To be done: Quote each record exactly, please, leaving none out.

[begin Information provided]

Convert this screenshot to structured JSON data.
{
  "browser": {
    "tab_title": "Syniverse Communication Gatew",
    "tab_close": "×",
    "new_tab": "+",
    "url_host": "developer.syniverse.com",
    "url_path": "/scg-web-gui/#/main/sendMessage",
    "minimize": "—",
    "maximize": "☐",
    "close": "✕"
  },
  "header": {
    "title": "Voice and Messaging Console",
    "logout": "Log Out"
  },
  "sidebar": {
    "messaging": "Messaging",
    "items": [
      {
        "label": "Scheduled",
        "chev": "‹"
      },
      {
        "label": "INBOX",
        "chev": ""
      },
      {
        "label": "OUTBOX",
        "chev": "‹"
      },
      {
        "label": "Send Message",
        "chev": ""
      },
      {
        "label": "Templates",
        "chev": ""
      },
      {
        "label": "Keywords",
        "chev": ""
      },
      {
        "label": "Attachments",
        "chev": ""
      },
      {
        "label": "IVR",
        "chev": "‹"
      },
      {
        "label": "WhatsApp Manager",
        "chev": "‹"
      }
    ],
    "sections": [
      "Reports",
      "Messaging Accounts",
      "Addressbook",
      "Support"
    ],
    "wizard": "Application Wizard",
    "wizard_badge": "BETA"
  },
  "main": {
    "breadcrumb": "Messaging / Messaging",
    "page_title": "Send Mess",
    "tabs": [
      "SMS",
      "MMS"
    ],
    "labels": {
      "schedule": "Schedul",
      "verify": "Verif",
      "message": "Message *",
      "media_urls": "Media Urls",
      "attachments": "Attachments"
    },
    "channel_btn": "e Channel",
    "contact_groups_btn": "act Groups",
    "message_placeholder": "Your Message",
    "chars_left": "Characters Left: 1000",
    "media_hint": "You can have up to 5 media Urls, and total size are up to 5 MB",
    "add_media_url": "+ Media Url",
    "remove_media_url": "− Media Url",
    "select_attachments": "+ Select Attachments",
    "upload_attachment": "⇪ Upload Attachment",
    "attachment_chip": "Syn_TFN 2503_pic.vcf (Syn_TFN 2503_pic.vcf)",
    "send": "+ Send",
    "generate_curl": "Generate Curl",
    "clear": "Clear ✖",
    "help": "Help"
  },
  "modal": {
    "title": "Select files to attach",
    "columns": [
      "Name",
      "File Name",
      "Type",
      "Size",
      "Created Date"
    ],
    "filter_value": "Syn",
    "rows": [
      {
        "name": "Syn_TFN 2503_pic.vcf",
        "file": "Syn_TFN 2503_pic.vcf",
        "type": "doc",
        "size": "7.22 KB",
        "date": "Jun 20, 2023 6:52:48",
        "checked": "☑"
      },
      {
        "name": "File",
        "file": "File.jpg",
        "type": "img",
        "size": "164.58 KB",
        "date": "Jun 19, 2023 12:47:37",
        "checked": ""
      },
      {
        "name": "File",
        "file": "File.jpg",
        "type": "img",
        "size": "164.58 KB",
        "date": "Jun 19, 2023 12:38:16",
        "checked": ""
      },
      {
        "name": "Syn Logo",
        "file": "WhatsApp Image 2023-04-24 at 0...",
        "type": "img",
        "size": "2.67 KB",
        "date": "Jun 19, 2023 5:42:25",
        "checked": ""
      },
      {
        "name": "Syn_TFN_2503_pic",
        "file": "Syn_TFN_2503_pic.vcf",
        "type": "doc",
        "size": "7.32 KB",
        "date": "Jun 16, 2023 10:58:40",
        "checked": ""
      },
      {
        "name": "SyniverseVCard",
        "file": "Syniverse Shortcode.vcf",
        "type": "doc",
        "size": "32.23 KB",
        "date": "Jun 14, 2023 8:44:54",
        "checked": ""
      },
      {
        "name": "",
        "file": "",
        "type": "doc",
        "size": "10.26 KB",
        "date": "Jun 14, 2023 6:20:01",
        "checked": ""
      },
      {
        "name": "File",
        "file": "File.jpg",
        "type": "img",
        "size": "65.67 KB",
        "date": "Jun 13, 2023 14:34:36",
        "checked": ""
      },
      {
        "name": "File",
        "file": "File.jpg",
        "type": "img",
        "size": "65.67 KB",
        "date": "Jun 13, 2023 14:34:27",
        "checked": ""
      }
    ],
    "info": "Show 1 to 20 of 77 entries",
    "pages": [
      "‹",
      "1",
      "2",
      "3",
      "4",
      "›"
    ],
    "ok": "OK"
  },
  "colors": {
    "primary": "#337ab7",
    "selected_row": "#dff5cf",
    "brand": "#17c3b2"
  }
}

[end Information provided]

Correct answer:
Convert this screenshot to structured JSON data.
{
  "browser": {
    "tab_title": "Syniverse Communication Gatew",
    "tab_close": "×",
    "new_tab": "+",
    "url_host": "developer.syniverse.com",
    "url_path": "/scg-web-gui/#/main/sendMessage",
    "minimize": "—",
    "maximize": "☐",
    "close": "✕"
  },
  "header": {
    "title": "Voice and Messaging Console",
    "logout": "Log Out"
  },
  "sidebar": {
    "messaging": "Messaging",
    "items": [
      {
        "label": "Scheduled",
        "chev": "‹"
      },
      {
        "label": "INBOX",
        "chev": ""
      },
      {
        "label": "OUTBOX",
        "chev": "‹"
      },
      {
        "label": "Send Message",
        "chev": ""
      },
      {
        "label": "Templates",
        "chev": ""
      },
      {
        "label": "Keywords",
        "chev": ""
      },
      {
        "label": "Attachments",
        "chev": ""
      },
      {
        "label": "IVR",
        "chev": "‹"
      },
      {
        "label": "WhatsApp Manager",
        "chev": "‹"
      }
    ],
    "sections": [
      "Reports",
      "Messaging Accounts",
      "Addressbook",
      "Support"
    ],
    "wizard": "Application Wizard",
    "wizard_badge": "BETA"
  },
  "main": {
    "breadcrumb": "Messaging / Messaging",
    "page_title": "Send Mess",
    "tabs": [
      "SMS",
      "MMS"
    ],
    "labels": {
      "schedule": "Schedul",
      "verify": "Verif",
      "message": "Message *",
      "media_urls": "Media Urls",
      "attachments": "Attachments"
    },
    "channel_btn": "e Channel",
    "contact_groups_btn": "act Groups",
    "message_placeholder": "Your Message",
    "chars_left": "Characters Left: 1000",
    "media_hint": "You can have up to 5 media Urls, and total size are up to 5 MB",
    "add_media_url": "+ Media Url",
    "remove_media_url": "− Media Url",
    "select_attachments": "+ Select Attachments",
    "upload_attachment": "⇪ Upload Attachment",
    "attachment_chip": "Syn_TFN 2503_pic.vcf (Syn_TFN 2503_pic.vcf)",
    "send": "+ Send",
    "generate_curl": "Generate Curl",
    "clear": "Clear ✖",
    "help": "Help"
  },
  "modal": {
    "title": "Select files to attach",
    "columns": [
      "Name",
      "File Name",
      "Type",
      "Size",
      "Created Date"
    ],
    "filter_value": "Syn",
    "rows": [
      {
        "name": "Syn_TFN 2503_pic.vcf",
        "file": "Syn_TFN 2503_pic.vcf",
        "type": "doc",
        "size": "7.22 KB",
        "date": "Jun 20, 2023 6:52:48",
        "checked": "☑"
      },
      {
        "name": "File",
        "file": "File.jpg",
        "type": "img",
        "size": "164.58 KB",
        "date": "Jun 19, 2023 12:47:37",
        "checked": ""
      },
      {
        "name": "File",
        "file": "File.jpg",
        "type": "img",
        "size": "164.58 KB",
        "date": "Jun 19, 2023 12:38:16",
        "checked": ""
      },
      {
        "name": "Syn Logo",
        "file": "WhatsApp Image 2023-04-24 at 0...",
        "type": "img",
        "size": "2.67 KB",
        "date": "Jun 19, 2023 5:42:25",
        "checked": ""
      },
      {
        "name": "Syn_TFN_2503_pic",
        "file": "Syn_TFN_2503_pic.vcf",
        "type": "doc",
        "size": "7.32 KB",
        "date": "Jun 16, 2023 10:58:40",
        "checked": ""
      },
      {
        "name": "SyniverseVCard",
        "file": "Syniverse Shortcode.vcf",
        "type": "doc",
        "size": "32.23 KB",
        "date": "Jun 14, 2023 8:44:54",
        "checked": ""
      },
      {
        "name": "",
        "file": "",
        "type": "doc",
        "size": "10.26 KB",
        "date": "Jun 14, 2023 6:20:01",
        "checked": ""
      },
      {
        "name": "File",
        "file": "File.jpg",
        "type": "img",
        "size": "65.67 KB",
        "date": "Jun 13, 2023 14:34:36",
        "checked": ""
      },
      {
        "name": "File",
        "file": "File.jpg",
        "type": "img",
        "size": "65.67 KB",
        "date": "Jun 13, 2023 14:34:27",
        "checked": ""
      }
    ],
    "info": "Show 1 to 20 of 77 entries",
    "pages": [
      "‹",
      "1",
      "2",
      "3",
      "4",
      "›"
    ],
    "ok": "OK"
  },
  "colors": {
    "primary": "#337ab7",
    "selected_row": "#dff5cf",
    "brand": "#17c3b2"
  }
}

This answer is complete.